- [YOUR TASK]:
Pick out the lines containing "ROORKEE".
___ ITEMS ___
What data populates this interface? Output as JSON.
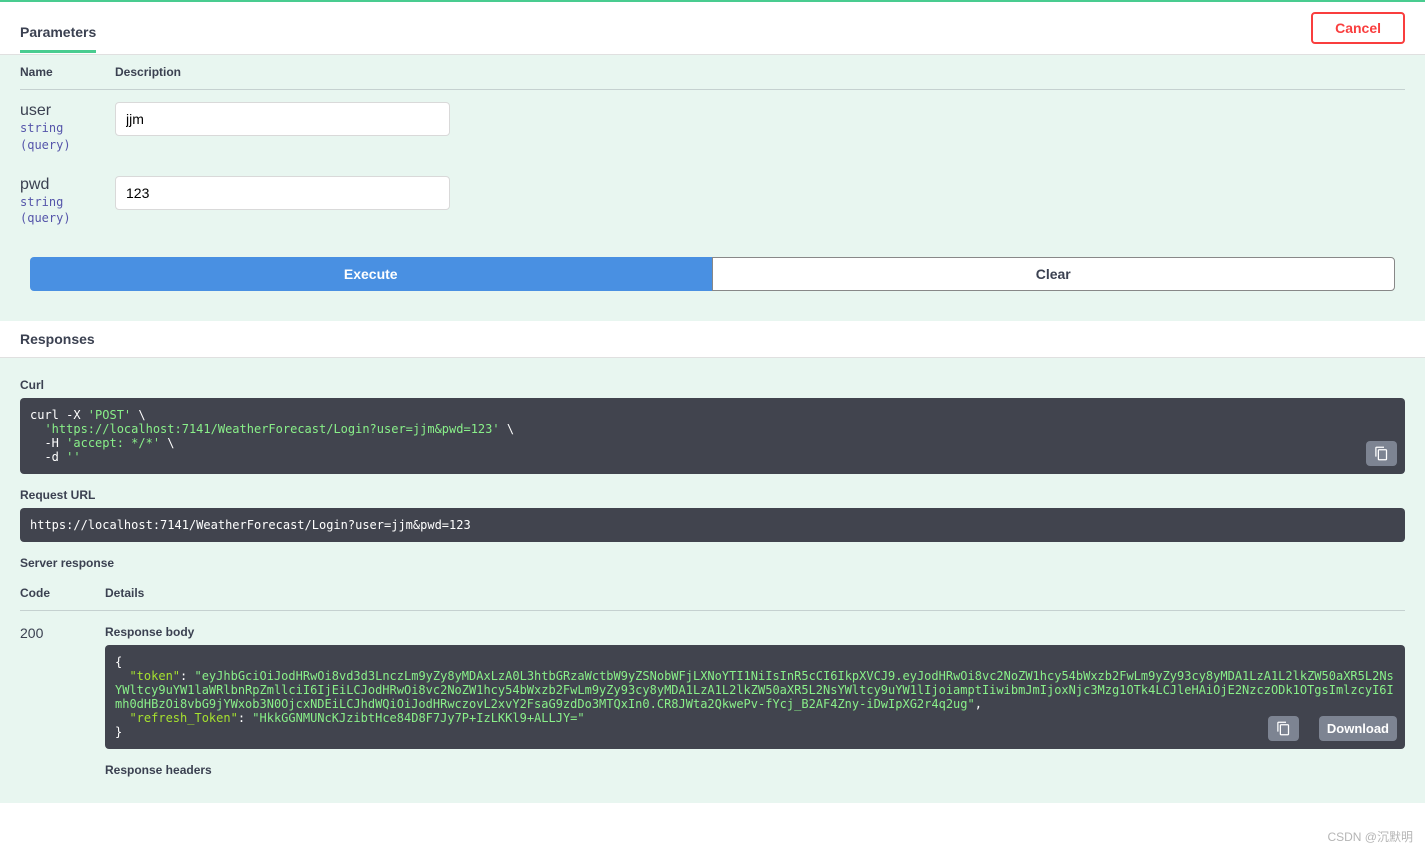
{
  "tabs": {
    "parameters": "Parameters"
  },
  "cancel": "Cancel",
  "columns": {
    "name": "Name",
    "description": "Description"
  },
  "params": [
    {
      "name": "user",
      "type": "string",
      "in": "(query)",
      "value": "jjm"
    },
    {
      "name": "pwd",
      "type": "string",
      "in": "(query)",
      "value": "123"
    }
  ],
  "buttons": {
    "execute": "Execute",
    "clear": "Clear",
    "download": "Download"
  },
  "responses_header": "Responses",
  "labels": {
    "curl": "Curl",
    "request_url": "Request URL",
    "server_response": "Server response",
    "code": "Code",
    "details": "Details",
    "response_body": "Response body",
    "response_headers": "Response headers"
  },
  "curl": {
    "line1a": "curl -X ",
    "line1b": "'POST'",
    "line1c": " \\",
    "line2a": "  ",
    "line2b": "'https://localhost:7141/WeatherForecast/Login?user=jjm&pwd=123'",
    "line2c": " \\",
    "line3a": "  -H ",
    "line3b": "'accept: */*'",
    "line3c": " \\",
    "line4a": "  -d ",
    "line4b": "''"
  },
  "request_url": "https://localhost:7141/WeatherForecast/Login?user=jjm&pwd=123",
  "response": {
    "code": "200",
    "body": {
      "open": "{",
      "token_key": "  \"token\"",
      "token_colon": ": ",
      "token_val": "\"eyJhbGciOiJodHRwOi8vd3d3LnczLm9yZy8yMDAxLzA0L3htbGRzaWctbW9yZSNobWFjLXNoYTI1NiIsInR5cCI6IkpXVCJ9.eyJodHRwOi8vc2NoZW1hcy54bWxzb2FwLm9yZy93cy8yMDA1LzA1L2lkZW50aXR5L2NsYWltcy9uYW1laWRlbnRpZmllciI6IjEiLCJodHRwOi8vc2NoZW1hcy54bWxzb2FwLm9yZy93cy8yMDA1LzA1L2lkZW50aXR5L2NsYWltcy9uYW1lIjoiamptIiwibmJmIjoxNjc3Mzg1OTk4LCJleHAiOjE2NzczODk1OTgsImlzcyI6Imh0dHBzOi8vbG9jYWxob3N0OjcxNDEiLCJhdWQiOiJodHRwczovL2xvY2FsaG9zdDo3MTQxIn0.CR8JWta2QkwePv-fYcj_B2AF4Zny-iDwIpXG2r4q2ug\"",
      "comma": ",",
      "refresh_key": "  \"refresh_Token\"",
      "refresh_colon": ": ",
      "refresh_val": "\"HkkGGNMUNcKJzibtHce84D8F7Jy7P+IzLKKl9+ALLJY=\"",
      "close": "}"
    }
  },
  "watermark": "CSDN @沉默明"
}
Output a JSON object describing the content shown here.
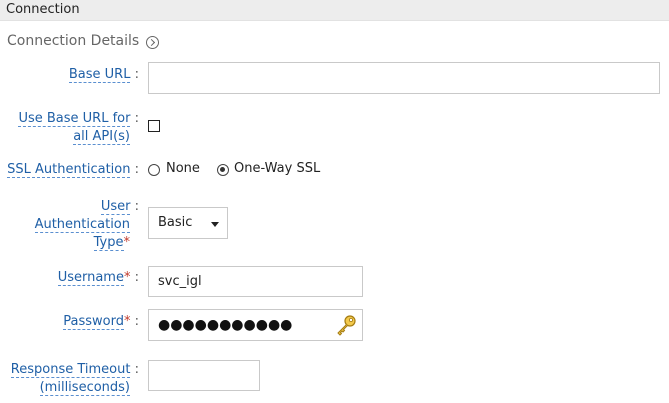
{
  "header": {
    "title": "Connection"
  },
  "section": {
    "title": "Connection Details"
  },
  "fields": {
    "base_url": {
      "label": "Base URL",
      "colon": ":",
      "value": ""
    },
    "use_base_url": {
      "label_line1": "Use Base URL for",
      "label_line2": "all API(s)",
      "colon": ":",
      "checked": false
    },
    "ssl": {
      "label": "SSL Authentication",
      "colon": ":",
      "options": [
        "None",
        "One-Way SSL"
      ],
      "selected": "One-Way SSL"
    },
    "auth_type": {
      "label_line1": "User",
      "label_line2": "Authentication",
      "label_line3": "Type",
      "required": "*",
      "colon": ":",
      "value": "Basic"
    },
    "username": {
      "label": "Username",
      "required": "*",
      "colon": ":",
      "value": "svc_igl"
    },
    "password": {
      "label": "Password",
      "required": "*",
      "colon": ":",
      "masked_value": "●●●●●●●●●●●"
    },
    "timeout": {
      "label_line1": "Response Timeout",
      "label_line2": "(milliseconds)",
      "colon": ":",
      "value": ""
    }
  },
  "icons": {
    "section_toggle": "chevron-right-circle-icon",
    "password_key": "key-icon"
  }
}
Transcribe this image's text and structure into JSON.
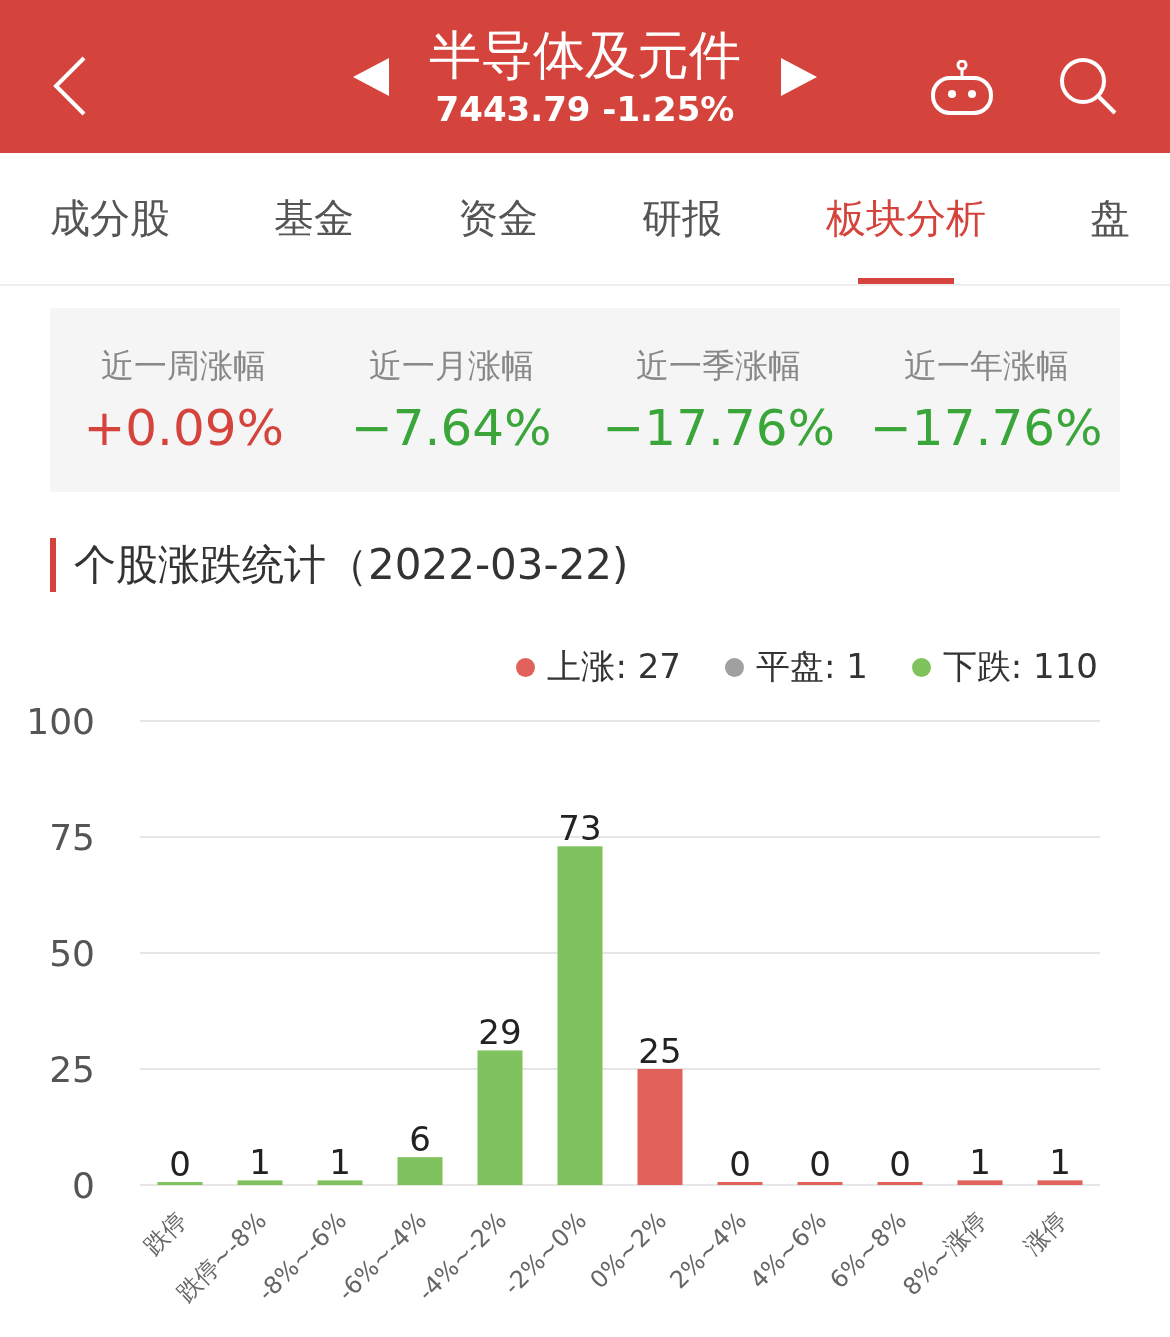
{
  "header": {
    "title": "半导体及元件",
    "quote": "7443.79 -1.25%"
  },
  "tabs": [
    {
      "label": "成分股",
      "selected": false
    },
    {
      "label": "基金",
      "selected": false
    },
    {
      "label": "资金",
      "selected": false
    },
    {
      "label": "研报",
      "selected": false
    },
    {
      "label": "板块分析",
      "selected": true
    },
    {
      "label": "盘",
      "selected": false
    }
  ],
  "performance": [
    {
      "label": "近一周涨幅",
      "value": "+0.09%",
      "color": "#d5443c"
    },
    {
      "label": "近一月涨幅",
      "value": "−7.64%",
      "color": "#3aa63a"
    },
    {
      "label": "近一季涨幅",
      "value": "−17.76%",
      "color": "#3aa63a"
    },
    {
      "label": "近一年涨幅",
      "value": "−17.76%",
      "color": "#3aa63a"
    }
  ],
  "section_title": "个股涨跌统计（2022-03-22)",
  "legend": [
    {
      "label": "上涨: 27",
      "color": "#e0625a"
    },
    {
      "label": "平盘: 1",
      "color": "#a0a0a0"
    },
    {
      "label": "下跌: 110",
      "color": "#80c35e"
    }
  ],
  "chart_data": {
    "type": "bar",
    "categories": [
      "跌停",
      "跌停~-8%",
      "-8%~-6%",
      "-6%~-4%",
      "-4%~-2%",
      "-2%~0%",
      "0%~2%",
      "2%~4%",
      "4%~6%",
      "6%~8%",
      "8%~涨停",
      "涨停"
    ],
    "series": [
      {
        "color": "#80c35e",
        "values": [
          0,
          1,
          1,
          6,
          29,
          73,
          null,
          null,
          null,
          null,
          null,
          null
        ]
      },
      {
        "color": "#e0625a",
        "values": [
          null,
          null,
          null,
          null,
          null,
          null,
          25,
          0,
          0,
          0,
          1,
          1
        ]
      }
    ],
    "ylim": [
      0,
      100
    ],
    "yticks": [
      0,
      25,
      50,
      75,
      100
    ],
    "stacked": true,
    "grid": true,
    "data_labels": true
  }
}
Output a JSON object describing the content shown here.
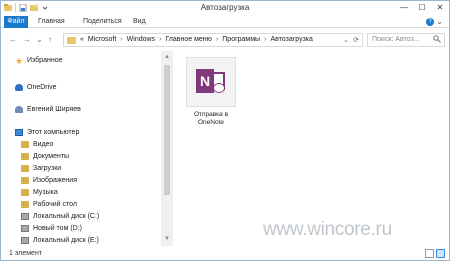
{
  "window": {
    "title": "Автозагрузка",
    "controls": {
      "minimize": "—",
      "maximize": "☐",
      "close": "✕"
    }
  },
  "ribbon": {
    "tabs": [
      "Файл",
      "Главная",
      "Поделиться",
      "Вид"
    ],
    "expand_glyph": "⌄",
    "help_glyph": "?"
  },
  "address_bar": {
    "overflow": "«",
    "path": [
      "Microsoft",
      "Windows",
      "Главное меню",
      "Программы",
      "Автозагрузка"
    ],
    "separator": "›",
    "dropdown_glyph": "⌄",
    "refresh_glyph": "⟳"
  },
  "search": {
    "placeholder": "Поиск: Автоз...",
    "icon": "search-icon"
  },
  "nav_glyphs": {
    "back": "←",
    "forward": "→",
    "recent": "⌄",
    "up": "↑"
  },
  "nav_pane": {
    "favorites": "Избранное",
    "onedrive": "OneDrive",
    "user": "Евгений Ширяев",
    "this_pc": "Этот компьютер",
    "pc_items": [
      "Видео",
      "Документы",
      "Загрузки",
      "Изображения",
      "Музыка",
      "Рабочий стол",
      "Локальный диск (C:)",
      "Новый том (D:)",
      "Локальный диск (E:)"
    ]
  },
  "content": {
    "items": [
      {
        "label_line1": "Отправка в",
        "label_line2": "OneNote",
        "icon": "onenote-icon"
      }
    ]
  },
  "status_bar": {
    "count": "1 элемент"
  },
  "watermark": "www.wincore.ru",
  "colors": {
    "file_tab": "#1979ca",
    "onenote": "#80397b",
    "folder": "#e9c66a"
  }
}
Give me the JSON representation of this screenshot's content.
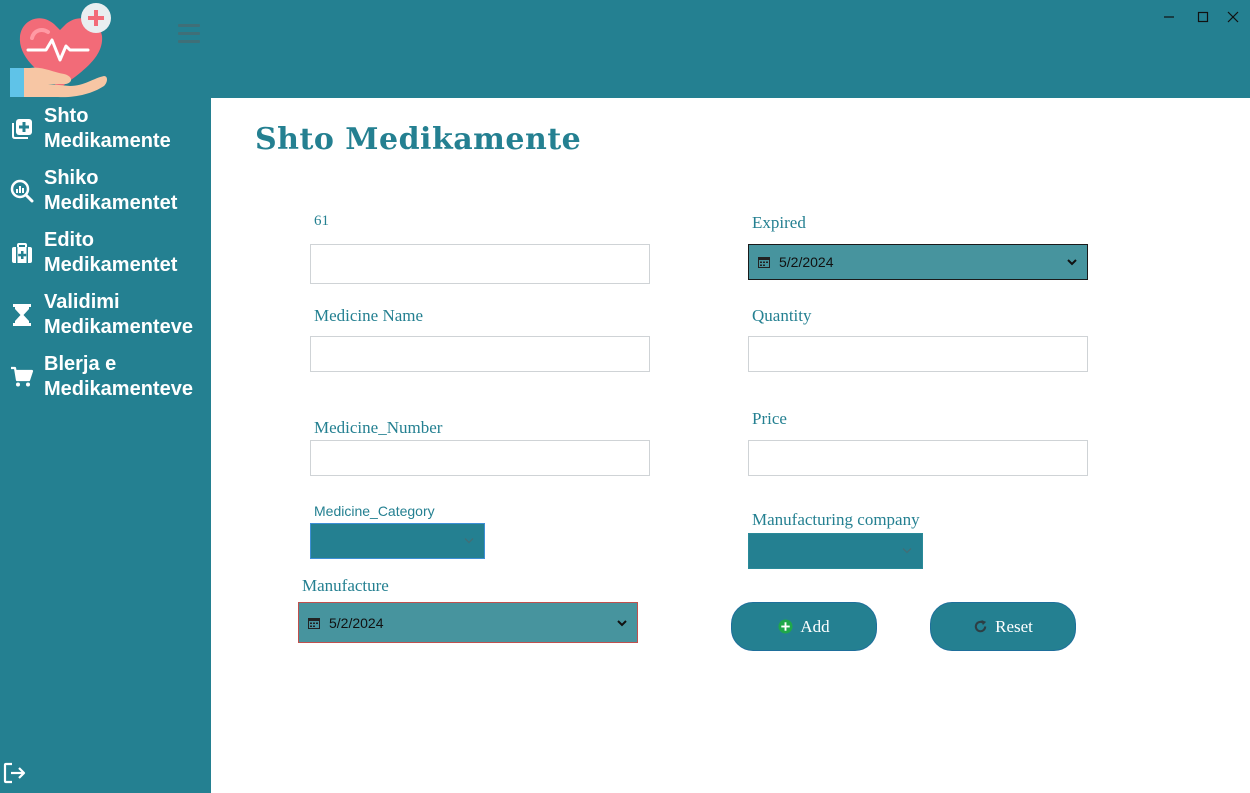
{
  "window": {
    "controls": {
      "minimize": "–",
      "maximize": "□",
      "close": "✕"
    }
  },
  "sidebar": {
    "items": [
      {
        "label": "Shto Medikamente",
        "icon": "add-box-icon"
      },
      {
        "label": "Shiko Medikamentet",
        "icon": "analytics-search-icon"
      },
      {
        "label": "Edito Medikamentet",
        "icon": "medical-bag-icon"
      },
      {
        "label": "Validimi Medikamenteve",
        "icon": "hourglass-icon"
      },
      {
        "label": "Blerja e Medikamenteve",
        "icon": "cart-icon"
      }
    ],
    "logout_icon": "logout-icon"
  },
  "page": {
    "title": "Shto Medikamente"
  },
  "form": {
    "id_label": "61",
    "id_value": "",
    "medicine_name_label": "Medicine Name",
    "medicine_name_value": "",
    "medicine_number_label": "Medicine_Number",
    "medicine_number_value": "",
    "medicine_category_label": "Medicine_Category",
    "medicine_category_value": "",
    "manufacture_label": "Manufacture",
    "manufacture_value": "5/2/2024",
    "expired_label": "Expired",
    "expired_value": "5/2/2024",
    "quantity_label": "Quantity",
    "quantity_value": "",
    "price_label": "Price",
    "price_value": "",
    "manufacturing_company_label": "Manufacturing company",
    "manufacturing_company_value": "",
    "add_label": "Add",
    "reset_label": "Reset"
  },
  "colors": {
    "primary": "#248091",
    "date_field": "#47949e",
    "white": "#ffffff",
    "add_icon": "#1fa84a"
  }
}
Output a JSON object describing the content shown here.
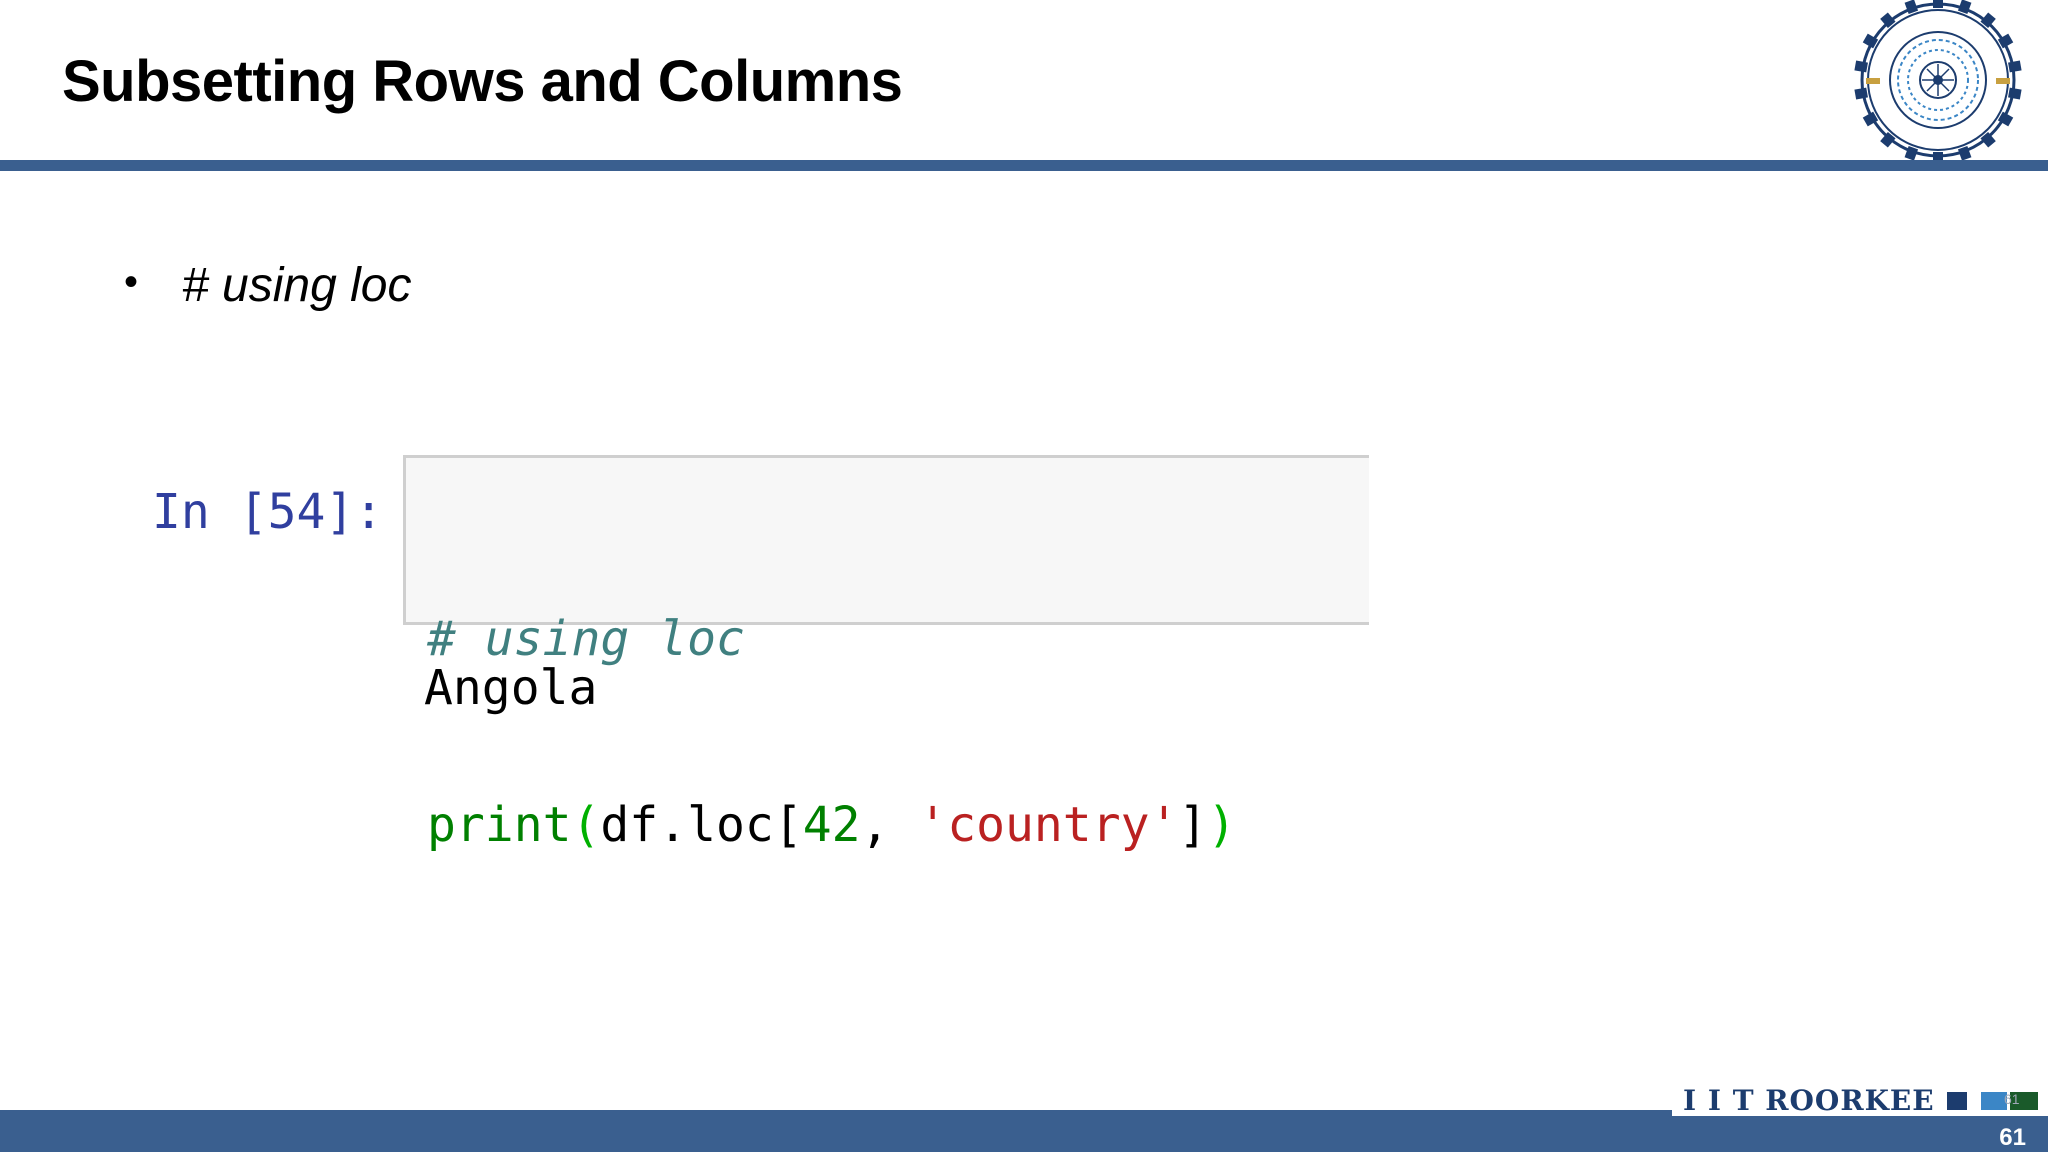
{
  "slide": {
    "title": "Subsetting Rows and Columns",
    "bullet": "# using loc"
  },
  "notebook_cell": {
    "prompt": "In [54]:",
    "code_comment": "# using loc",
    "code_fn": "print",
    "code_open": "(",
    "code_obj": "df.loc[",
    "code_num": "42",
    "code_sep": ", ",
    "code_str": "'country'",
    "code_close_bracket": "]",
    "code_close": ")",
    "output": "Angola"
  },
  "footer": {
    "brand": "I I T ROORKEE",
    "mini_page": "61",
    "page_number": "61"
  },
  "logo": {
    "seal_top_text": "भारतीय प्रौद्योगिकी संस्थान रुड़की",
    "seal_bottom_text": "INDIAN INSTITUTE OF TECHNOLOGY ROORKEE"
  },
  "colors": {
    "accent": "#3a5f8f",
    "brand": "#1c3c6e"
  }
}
___
- [WORKED SOLUTION]:
    "brand": "I I T ROORKEE",
    "seal_bottom_text": "INDIAN INSTITUTE OF TECHNOLOGY ROORKEE"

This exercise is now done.